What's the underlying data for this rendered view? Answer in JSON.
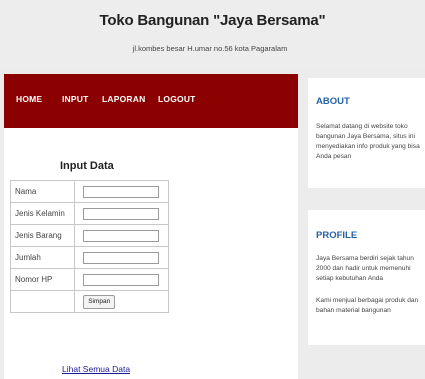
{
  "header": {
    "title": "Toko Bangunan \"Jaya Bersama\"",
    "address": "jl.kombes besar H.umar no.56 kota Pagaralam"
  },
  "nav": {
    "items": [
      {
        "label": "HOME"
      },
      {
        "label": "INPUT"
      },
      {
        "label": "LAPORAN"
      },
      {
        "label": "LOGOUT"
      }
    ]
  },
  "form": {
    "title": "Input Data",
    "fields": [
      {
        "label": "Nama",
        "value": ""
      },
      {
        "label": "Jenis Kelamin",
        "value": ""
      },
      {
        "label": "Jenis Barang",
        "value": ""
      },
      {
        "label": "Jumlah",
        "value": ""
      },
      {
        "label": "Nomor HP",
        "value": ""
      }
    ],
    "submit_label": "Simpan",
    "view_all_link": "Lihat Semua Data"
  },
  "sidebar": {
    "about": {
      "heading": "ABOUT",
      "text": "Selamat datang di website toko bangunan Jaya Bersama, situs ini menyediakan info produk yang bisa Anda pesan"
    },
    "profile": {
      "heading": "PROFILE",
      "text1": "Jaya Bersama berdiri sejak tahun 2000 dan hadir untuk memenuhi setiap kebutuhan Anda",
      "text2": "Kami menjual berbagai produk dan bahan material bangunan"
    }
  },
  "colors": {
    "nav_bg": "#8b0000",
    "heading_blue": "#2462a8",
    "link": "#1a1a9a"
  }
}
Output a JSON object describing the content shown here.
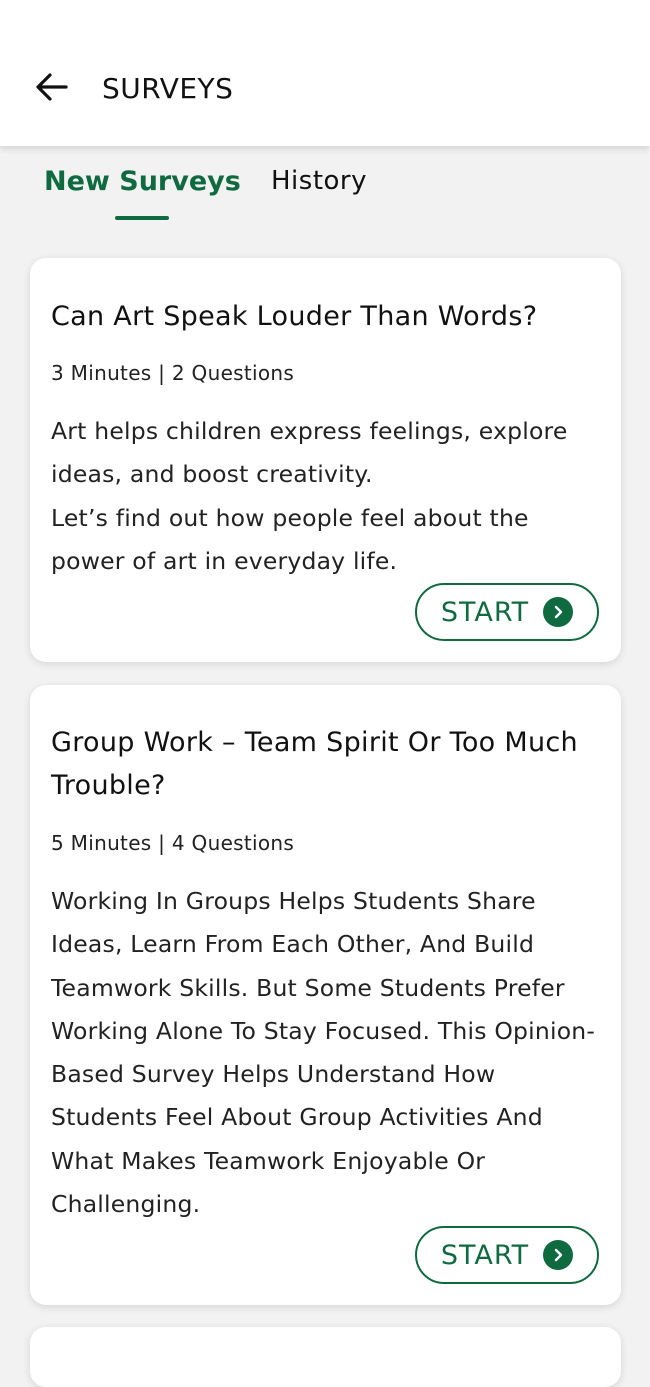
----
## EXERCISE DETAILS
Output a faithful copy of the data, with each picture left out.

## PROBLEM SOLUTION
What's the underlying data for this rendered view? Answer in JSON.
{
  "header": {
    "title": "Toko Bangunan \"Jaya Bersama\"",
    "address": "jl.kombes besar H.umar no.56 kota Pagaralam"
  },
  "nav": {
    "items": [
      {
        "label": "HOME"
      },
      {
        "label": "INPUT"
      },
      {
        "label": "LAPORAN"
      },
      {
        "label": "LOGOUT"
      }
    ]
  },
  "form": {
    "title": "Input Data",
    "fields": [
      {
        "label": "Nama",
        "value": ""
      },
      {
        "label": "Jenis Kelamin",
        "value": ""
      },
      {
        "label": "Jenis Barang",
        "value": ""
      },
      {
        "label": "Jumlah",
        "value": ""
      },
      {
        "label": "Nomor HP",
        "value": ""
      }
    ],
    "submit_label": "Simpan",
    "view_all_link": "Lihat Semua Data"
  },
  "sidebar": {
    "about": {
      "heading": "ABOUT",
      "text": "Selamat datang di website toko bangunan Jaya Bersama, situs ini menyediakan info produk yang bisa Anda pesan"
    },
    "profile": {
      "heading": "PROFILE",
      "text1": "Jaya Bersama berdiri sejak tahun 2000 dan hadir untuk memenuhi setiap kebutuhan Anda",
      "text2": "Kami menjual berbagai produk dan bahan material bangunan"
    }
  },
  "colors": {
    "nav_bg": "#8b0000",
    "heading_blue": "#2462a8",
    "link": "#1a1a9a"
  }
}
Output a JSON object describing the content shown here.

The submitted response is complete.